* **Given exercise**
Keep the pictures out and restate every record exactly.

* **Data records**
+--
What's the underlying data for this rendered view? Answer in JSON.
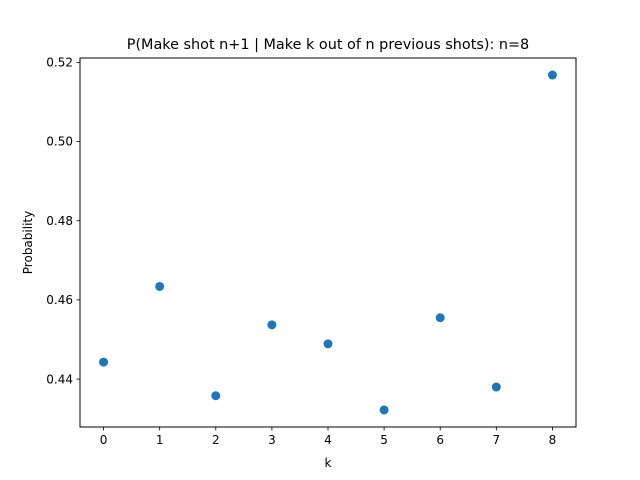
{
  "chart_data": {
    "type": "scatter",
    "title": "P(Make shot n+1 | Make k out of n previous shots): n=8",
    "xlabel": "k",
    "ylabel": "Probability",
    "x": [
      0,
      1,
      2,
      3,
      4,
      5,
      6,
      7,
      8
    ],
    "y": [
      0.4443,
      0.4634,
      0.4358,
      0.4537,
      0.4489,
      0.4322,
      0.4555,
      0.438,
      0.5168
    ],
    "xlim": [
      -0.42,
      8.42
    ],
    "ylim": [
      0.4279,
      0.5211
    ],
    "xticks": [
      "0",
      "1",
      "2",
      "3",
      "4",
      "5",
      "6",
      "7",
      "8"
    ],
    "yticks": [
      "0.44",
      "0.46",
      "0.48",
      "0.50",
      "0.52"
    ],
    "grid": false,
    "marker_color": "#1f77b4"
  }
}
+--
* **Complete answer**
What's the underlying data for this rendered view? Answer in JSON.
{
  "chart_data": {
    "type": "scatter",
    "title": "P(Make shot n+1 | Make k out of n previous shots): n=8",
    "xlabel": "k",
    "ylabel": "Probability",
    "x": [
      0,
      1,
      2,
      3,
      4,
      5,
      6,
      7,
      8
    ],
    "y": [
      0.4443,
      0.4634,
      0.4358,
      0.4537,
      0.4489,
      0.4322,
      0.4555,
      0.438,
      0.5168
    ],
    "xlim": [
      -0.42,
      8.42
    ],
    "ylim": [
      0.4279,
      0.5211
    ],
    "xticks": [
      "0",
      "1",
      "2",
      "3",
      "4",
      "5",
      "6",
      "7",
      "8"
    ],
    "yticks": [
      "0.44",
      "0.46",
      "0.48",
      "0.50",
      "0.52"
    ],
    "grid": false,
    "marker_color": "#1f77b4"
  }
}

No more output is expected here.